■ **WORK INSTRUCTIONS**
A – Using the text on purchase transitions, decide whether each statement agrees with it, answering yes or no and quoting the exact words that settle it: (i) 34.4% of customers make a second purchase; (ii) the transitions table is based on 100,000 users with both a first and second purchase; (iii) more users dropped the accessory on return than added one.
B – Explain in one to three sentences why, according to the text on purchase transitions, it is worth understanding what returning customers buy.

■ **TEXT SECTION**

____________________

Takeaway: The first basket — its composition, product parameters, and brand — is a powerful signal. We can score every new customer’s likelihood to return from day one and tailor the follow-up accordingly.
What Happens When They Come Back?
For the 34.4% of customers who do make a second purchase, the next question is: what do they buy, and does it predict whether they’ll make a third? Understanding purchase transitions tells us what to recommend to returning customers and whether brand loyalty is a lever we can pull.
Purchase Transitions
Among 86,273 users with both a first (P1) and second (P2) purchase, the dominant pattern is same-category repurchase:
| P1 Basket | P2 Basket | n | % |
|---|---|---|---|
| CL only | CL only | 27,465 | 31.8% |
| Spectacles/Frames | Spectacles/Frames | 7,767 | 9.0% |
| EyeDrop only | EyeDrop only | 7,141 | 8.3% |
| Sunglasses | Sunglasses | 6,419 | 7.4% |
| Solution only | Solution only | 6,327 | 7.3% |
| CL + Solution | CL + Solution | 4,088 | 4.7% |
| CL + Solution | CL only | 3,795 | 4.4% |
| CL only | CL + Solution | 3,328 | 3.9% |
Most customers repeat the same category. But some transitions are more interesting:
- 3,328 users went from “CL only” to “CL + Solution” — they added an accessory on return
- 3,795 users went from “CL + Solution” to “CL only” — they dropped the accessory
Which transitions predict a third purchase (P3)?

____________________

■ **SUPPLIED MATERIAL**
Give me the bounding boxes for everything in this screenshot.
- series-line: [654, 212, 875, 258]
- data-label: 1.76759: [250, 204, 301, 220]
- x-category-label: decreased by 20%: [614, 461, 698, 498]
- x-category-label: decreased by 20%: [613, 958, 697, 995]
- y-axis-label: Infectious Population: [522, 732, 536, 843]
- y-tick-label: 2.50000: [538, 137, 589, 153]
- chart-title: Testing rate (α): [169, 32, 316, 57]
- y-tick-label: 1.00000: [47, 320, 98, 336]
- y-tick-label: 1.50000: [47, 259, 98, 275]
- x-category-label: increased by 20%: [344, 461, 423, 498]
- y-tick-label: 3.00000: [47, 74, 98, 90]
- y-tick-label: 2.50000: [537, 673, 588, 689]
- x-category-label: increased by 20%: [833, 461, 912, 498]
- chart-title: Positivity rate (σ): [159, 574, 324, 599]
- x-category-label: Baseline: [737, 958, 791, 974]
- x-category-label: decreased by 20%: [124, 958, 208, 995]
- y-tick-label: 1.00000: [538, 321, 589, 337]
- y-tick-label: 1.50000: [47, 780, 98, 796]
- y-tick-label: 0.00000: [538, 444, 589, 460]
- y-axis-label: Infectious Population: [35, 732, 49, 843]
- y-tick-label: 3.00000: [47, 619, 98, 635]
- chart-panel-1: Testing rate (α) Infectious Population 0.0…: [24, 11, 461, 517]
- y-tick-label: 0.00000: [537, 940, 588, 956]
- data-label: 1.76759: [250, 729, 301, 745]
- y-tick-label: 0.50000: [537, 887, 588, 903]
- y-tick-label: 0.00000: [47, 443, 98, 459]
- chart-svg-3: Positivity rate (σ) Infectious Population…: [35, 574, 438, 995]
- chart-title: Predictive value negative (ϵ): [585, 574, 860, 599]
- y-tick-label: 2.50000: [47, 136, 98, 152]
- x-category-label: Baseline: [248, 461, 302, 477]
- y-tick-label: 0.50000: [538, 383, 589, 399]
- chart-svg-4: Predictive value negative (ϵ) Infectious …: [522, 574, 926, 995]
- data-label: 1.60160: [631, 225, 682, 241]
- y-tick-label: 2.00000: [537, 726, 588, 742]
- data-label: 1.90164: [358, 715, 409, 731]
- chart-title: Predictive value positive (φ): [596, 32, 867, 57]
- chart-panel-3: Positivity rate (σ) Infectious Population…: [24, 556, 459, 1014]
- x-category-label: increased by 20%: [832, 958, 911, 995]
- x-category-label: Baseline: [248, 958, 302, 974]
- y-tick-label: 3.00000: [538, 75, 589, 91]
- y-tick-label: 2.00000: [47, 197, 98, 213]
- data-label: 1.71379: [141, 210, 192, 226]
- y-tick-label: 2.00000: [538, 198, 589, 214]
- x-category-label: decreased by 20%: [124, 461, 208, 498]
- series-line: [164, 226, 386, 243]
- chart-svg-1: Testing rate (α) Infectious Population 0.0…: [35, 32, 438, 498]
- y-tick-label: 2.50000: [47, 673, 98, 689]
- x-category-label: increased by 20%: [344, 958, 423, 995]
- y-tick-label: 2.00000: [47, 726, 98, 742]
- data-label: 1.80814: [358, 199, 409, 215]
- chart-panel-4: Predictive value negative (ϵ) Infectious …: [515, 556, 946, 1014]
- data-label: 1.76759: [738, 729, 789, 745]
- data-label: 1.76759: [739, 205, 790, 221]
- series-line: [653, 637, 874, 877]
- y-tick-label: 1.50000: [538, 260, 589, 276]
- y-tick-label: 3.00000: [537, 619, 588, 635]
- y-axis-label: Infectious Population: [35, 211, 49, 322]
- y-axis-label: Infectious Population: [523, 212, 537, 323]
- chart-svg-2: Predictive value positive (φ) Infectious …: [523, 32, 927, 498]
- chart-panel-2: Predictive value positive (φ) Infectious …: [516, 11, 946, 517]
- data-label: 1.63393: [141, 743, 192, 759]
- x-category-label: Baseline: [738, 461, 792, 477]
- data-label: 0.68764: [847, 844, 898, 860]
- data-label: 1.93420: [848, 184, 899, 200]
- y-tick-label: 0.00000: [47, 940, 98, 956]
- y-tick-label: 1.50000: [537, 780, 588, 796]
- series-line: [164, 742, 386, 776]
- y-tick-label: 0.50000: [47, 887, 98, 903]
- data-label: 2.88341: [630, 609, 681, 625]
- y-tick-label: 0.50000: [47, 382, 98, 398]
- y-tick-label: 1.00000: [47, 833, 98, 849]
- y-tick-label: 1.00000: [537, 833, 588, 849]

____________________

■ **PER-TASK OUTPUTS**
A –
(i) Yes: "For the 34.4% of customers who do make a second purchase"
(ii) No: "Among 86,273 users with both a first (P1) and second (P2) purchase"
(iii) Yes: "3,795 users went from “CL + Solution” to “CL only” — they dropped the accessory" versus "3,328 users went from “CL only” to “CL + Solution” — they added an accessory on return"

B – Understanding purchase transitions shows what to recommend to returning customers. It also shows whether brand loyalty is a lever that can be pulled.